→ **Task input**
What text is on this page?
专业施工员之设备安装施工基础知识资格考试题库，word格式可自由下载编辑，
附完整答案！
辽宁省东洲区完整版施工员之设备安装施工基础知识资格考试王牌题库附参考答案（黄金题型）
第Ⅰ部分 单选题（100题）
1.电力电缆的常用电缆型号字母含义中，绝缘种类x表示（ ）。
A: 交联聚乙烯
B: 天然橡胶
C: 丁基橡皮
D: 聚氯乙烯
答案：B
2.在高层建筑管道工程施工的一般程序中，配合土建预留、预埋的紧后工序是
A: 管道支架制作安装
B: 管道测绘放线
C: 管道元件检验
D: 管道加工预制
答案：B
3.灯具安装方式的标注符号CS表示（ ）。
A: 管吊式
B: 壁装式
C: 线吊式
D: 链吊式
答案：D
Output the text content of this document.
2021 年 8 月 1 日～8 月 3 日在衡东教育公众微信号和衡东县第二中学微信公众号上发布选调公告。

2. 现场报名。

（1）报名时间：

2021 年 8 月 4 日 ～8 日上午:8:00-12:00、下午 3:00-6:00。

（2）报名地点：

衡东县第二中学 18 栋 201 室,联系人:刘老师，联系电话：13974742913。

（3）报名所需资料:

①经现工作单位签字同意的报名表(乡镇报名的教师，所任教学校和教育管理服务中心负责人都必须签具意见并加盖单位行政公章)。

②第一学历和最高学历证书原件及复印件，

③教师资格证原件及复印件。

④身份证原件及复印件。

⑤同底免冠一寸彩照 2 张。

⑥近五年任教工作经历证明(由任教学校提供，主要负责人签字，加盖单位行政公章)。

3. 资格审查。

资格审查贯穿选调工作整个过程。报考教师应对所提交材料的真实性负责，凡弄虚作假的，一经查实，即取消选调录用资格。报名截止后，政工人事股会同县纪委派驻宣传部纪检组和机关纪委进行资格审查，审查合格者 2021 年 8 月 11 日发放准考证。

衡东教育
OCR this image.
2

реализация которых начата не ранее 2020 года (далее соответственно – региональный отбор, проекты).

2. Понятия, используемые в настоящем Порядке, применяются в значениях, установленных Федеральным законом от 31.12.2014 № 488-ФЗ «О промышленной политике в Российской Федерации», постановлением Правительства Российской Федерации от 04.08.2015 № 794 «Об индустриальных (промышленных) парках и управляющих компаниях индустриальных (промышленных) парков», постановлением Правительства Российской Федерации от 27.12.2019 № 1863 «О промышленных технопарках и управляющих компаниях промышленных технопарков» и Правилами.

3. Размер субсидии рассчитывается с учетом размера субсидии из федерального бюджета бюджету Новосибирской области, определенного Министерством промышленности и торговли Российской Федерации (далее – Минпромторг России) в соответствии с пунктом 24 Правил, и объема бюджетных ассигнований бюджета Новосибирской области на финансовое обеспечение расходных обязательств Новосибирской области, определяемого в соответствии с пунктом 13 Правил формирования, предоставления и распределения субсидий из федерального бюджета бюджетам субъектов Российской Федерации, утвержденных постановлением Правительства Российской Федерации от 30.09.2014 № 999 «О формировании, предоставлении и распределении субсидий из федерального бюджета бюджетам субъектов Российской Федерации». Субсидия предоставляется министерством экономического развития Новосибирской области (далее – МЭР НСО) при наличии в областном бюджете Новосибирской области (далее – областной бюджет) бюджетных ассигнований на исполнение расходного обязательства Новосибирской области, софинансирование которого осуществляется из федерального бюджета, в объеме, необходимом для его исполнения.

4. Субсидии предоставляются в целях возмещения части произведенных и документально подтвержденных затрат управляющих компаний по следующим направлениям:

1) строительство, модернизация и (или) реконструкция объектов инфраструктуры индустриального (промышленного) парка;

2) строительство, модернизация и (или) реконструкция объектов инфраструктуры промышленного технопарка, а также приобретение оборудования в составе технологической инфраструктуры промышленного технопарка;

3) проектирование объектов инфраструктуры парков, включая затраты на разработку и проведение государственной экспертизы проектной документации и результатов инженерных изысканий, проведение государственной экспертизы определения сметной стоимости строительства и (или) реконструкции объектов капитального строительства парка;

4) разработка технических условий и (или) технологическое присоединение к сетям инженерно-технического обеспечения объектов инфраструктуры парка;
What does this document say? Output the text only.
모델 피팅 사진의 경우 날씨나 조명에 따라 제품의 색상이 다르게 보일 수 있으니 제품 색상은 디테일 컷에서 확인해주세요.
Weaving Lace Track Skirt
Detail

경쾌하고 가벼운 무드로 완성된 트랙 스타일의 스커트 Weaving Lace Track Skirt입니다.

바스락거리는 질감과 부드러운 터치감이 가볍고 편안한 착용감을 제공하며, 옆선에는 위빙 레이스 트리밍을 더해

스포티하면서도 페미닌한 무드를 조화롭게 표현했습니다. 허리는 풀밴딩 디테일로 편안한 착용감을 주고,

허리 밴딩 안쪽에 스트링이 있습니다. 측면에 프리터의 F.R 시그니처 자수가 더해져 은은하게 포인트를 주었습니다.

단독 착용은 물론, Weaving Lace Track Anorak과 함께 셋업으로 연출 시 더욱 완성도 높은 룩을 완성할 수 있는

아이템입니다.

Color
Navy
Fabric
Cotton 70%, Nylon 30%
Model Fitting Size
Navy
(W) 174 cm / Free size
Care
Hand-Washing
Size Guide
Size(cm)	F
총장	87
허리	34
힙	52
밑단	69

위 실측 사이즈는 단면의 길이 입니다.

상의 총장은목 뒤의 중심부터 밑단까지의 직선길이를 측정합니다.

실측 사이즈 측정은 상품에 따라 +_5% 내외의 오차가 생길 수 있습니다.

→ **Problem description**
Return only the lines running from the line with "What does this" to the last line of the records, both included, exactly as written.

→ **Output for this exercise**
What does this document say? Output the text only.
모델 피팅 사진의 경우 날씨나 조명에 따라 제품의 색상이 다르게 보일 수 있으니 제품 색상은 디테일 컷에서 확인해주세요.
Weaving Lace Track Skirt
Detail

경쾌하고 가벼운 무드로 완성된 트랙 스타일의 스커트 Weaving Lace Track Skirt입니다.

바스락거리는 질감과 부드러운 터치감이 가볍고 편안한 착용감을 제공하며, 옆선에는 위빙 레이스 트리밍을 더해

스포티하면서도 페미닌한 무드를 조화롭게 표현했습니다. 허리는 풀밴딩 디테일로 편안한 착용감을 주고,

허리 밴딩 안쪽에 스트링이 있습니다. 측면에 프리터의 F.R 시그니처 자수가 더해져 은은하게 포인트를 주었습니다.

단독 착용은 물론, Weaving Lace Track Anorak과 함께 셋업으로 연출 시 더욱 완성도 높은 룩을 완성할 수 있는

아이템입니다.

Color
Navy
Fabric
Cotton 70%, Nylon 30%
Model Fitting Size
Navy
(W) 174 cm / Free size
Care
Hand-Washing
Size Guide
Size(cm)	F
총장	87
허리	34
힙	52
밑단	69

위 실측 사이즈는 단면의 길이 입니다.

상의 총장은목 뒤의 중심부터 밑단까지의 직선길이를 측정합니다.

실측 사이즈 측정은 상품에 따라 +_5% 내외의 오차가 생길 수 있습니다.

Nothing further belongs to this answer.